### [Records to use]
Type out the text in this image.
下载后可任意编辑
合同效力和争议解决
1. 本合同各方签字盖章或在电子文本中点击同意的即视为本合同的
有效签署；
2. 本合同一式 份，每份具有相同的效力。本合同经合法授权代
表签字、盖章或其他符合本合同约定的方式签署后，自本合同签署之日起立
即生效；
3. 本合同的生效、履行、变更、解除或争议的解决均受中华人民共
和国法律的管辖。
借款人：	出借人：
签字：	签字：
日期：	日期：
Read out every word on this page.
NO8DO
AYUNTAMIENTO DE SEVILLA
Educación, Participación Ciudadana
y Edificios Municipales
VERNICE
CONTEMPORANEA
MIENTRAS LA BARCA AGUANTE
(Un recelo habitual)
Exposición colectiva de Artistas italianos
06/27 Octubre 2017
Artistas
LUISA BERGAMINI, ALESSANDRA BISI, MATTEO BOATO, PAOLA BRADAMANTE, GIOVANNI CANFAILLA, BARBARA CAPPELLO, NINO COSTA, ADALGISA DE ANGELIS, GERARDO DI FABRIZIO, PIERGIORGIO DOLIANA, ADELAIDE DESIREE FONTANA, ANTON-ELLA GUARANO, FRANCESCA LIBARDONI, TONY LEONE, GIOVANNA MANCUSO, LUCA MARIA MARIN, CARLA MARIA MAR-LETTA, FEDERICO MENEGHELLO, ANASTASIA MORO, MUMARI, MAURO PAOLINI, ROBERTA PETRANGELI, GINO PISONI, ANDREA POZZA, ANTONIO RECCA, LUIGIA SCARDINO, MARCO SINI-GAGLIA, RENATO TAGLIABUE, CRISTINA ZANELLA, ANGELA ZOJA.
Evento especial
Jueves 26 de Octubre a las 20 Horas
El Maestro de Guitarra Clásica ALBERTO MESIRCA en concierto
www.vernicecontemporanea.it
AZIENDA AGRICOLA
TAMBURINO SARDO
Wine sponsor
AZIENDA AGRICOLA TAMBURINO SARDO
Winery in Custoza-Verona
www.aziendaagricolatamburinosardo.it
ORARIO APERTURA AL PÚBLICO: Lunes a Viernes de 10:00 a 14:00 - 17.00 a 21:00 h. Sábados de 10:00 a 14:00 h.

### [Work to be completed]
Exactly reproduce every line of the records.

### [Result]
Type out the text in this image.
下载后可任意编辑
合同效力和争议解决
1. 本合同各方签字盖章或在电子文本中点击同意的即视为本合同的
有效签署；
2. 本合同一式 份，每份具有相同的效力。本合同经合法授权代
表签字、盖章或其他符合本合同约定的方式签署后，自本合同签署之日起立
即生效；
3. 本合同的生效、履行、变更、解除或争议的解决均受中华人民共
和国法律的管辖。
借款人：	出借人：
签字：	签字：
日期：	日期：
Read out every word on this page.
NO8DO
AYUNTAMIENTO DE SEVILLA
Educación, Participación Ciudadana
y Edificios Municipales
VERNICE
CONTEMPORANEA
MIENTRAS LA BARCA AGUANTE
(Un recelo habitual)
Exposición colectiva de Artistas italianos
06/27 Octubre 2017
Artistas
LUISA BERGAMINI, ALESSANDRA BISI, MATTEO BOATO, PAOLA BRADAMANTE, GIOVANNI CANFAILLA, BARBARA CAPPELLO, NINO COSTA, ADALGISA DE ANGELIS, GERARDO DI FABRIZIO, PIERGIORGIO DOLIANA, ADELAIDE DESIREE FONTANA, ANTON-ELLA GUARANO, FRANCESCA LIBARDONI, TONY LEONE, GIOVANNA MANCUSO, LUCA MARIA MARIN, CARLA MARIA MAR-LETTA, FEDERICO MENEGHELLO, ANASTASIA MORO, MUMARI, MAURO PAOLINI, ROBERTA PETRANGELI, GINO PISONI, ANDREA POZZA, ANTONIO RECCA, LUIGIA SCARDINO, MARCO SINI-GAGLIA, RENATO TAGLIABUE, CRISTINA ZANELLA, ANGELA ZOJA.
Evento especial
Jueves 26 de Octubre a las 20 Horas
El Maestro de Guitarra Clásica ALBERTO MESIRCA en concierto
www.vernicecontemporanea.it
AZIENDA AGRICOLA
TAMBURINO SARDO
Wine sponsor
AZIENDA AGRICOLA TAMBURINO SARDO
Winery in Custoza-Verona
www.aziendaagricolatamburinosardo.it
ORARIO APERTURA AL PÚBLICO: Lunes a Viernes de 10:00 a 14:00 - 17.00 a 21:00 h. Sábados de 10:00 a 14:00 h.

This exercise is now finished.